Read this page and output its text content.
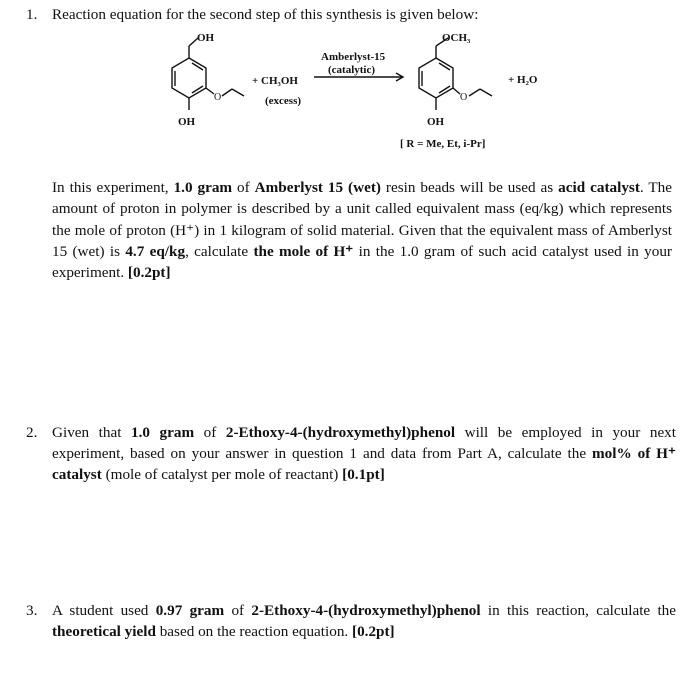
1. Reaction equation for the second step of this synthesis is given below:
OH
OH
O
+ CH₃OH
(excess)
Amberlyst-15
(catalytic)
OCH₃
OH
O
+ H₂O
[ R = Me, Et, i-Pr]
In this experiment, 1.0 gram of Amberlyst 15 (wet) resin beads will be used as acid catalyst. The amount of proton in polymer is described by a unit called equivalent mass (eq/kg) which represents the mole of proton (H⁺) in 1 kilogram of solid material. Given that the equivalent mass of Amberlyst 15 (wet) is 4.7 eq/kg, calculate the mole of H⁺ in the 1.0 gram of such acid catalyst used in your experiment. [0.2pt]
2. Given that 1.0 gram of 2-Ethoxy-4-(hydroxymethyl)phenol will be employed in your next experiment, based on your answer in question 1 and data from Part A, calculate the mol% of H⁺ catalyst (mole of catalyst per mole of reactant) [0.1pt]
3. A student used 0.97 gram of 2-Ethoxy-4-(hydroxymethyl)phenol in this reaction, calculate the theoretical yield based on the reaction equation. [0.2pt]
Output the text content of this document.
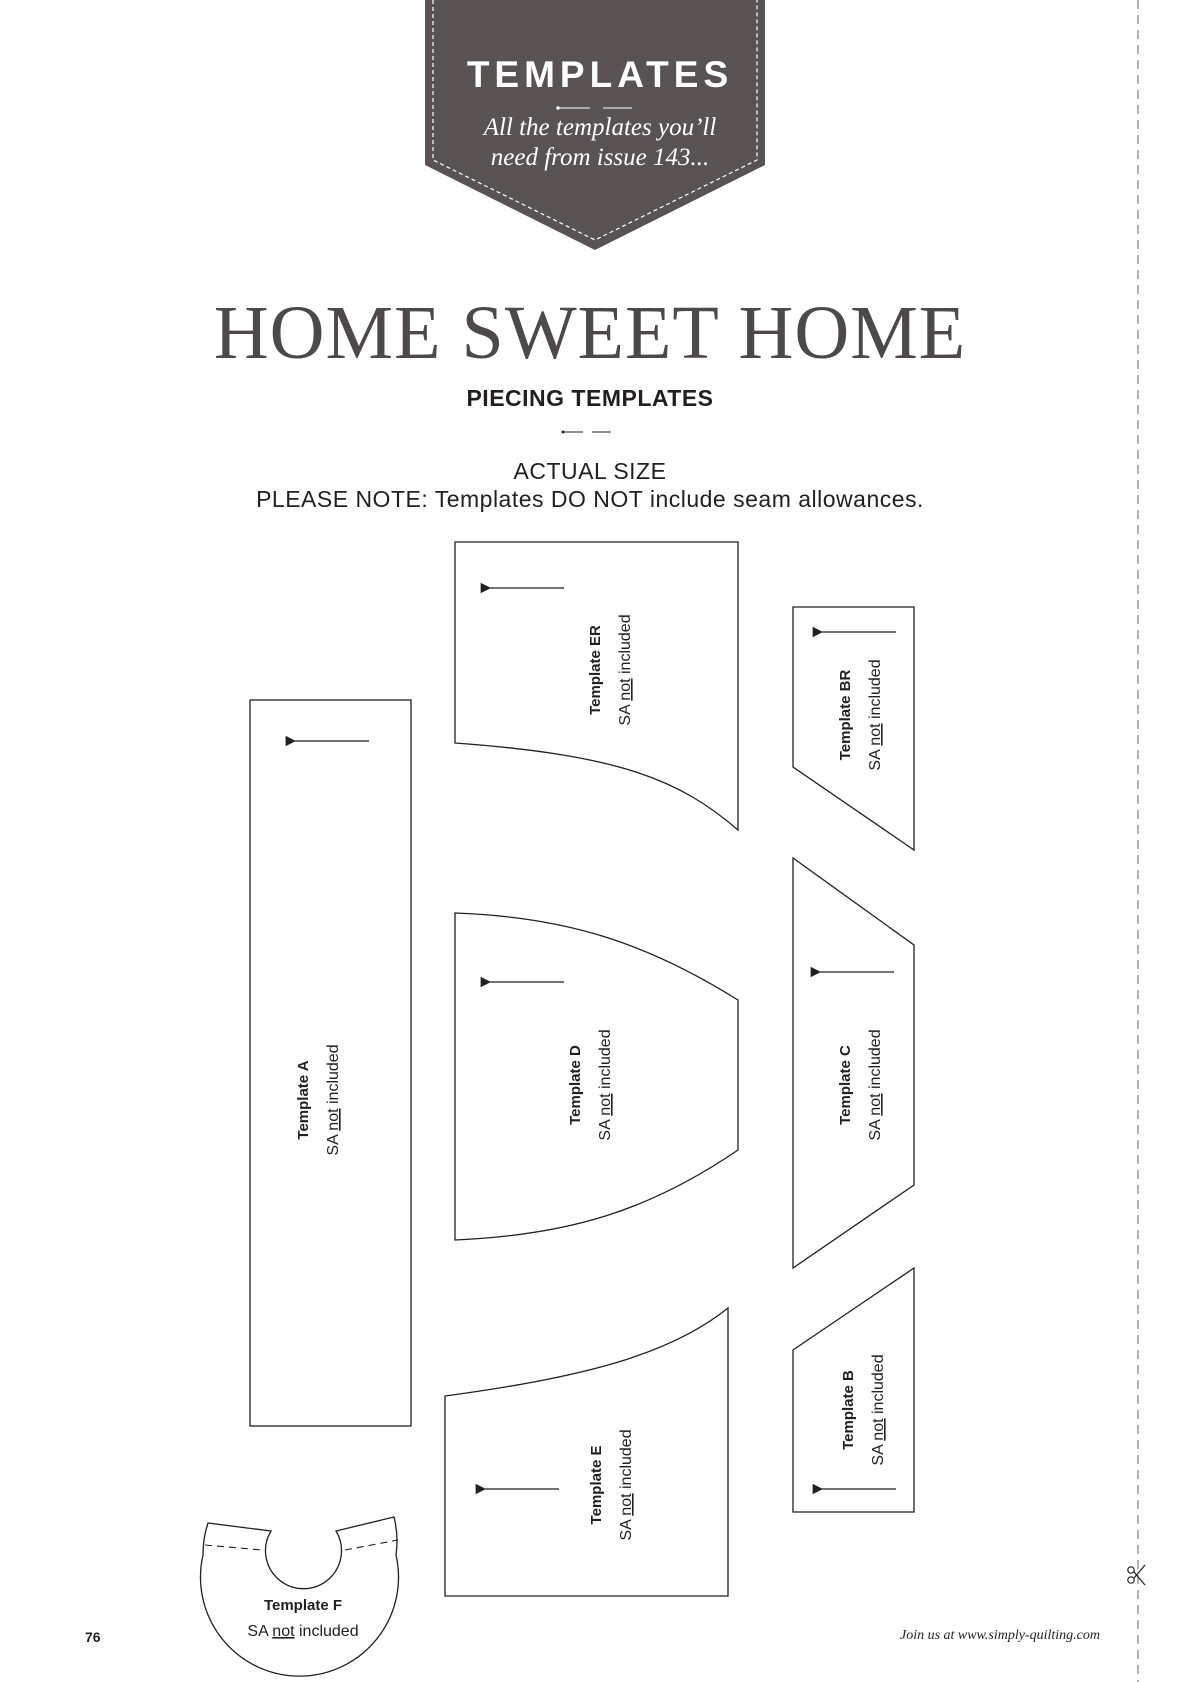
Template A
SA not included
Template ER SA not included
Template D
SA not included
Template E
SA not included
Template BR SA not included
Template C
SA not included
Template B
SA not included
Template F
SA not included
TEMPLATES
All the templates you’ll
need from issue 143...
HOME SWEET HOME
PIECING TEMPLATES
ACTUAL SIZE
PLEASE NOTE: Templates DO NOT include seam allowances.
76	Join us at www.simply-quilting.com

---

Above are the records; reproduce them exactly and leave out the pictures.

Read this page and output its text content.
1. Reaction equation for the second step of this synthesis is given below:
OH
OH
O
+ CH₃OH
(excess)
Amberlyst-15
(catalytic)
OCH₃
OH
O
+ H₂O
[ R = Me, Et, i-Pr]
In this experiment, 1.0 gram of Amberlyst 15 (wet) resin beads will be used as acid catalyst. The amount of proton in polymer is described by a unit called equivalent mass (eq/kg) which represents the mole of proton (H⁺) in 1 kilogram of solid material. Given that the equivalent mass of Amberlyst 15 (wet) is 4.7 eq/kg, calculate the mole of H⁺ in the 1.0 gram of such acid catalyst used in your experiment. [0.2pt]
2. Given that 1.0 gram of 2-Ethoxy-4-(hydroxymethyl)phenol will be employed in your next experiment, based on your answer in question 1 and data from Part A, calculate the mol% of H⁺ catalyst (mole of catalyst per mole of reactant) [0.1pt]
3. A student used 0.97 gram of 2-Ethoxy-4-(hydroxymethyl)phenol in this reaction, calculate the theoretical yield based on the reaction equation. [0.2pt]
Output the text content of this document.
Template A
SA not included
Template ER SA not included
Template D
SA not included
Template E
SA not included
Template BR SA not included
Template C
SA not included
Template B
SA not included
Template F
SA not included
TEMPLATES
All the templates you’ll
need from issue 143...
HOME SWEET HOME
PIECING TEMPLATES
ACTUAL SIZE
PLEASE NOTE: Templates DO NOT include seam allowances.
76	Join us at www.simply-quilting.com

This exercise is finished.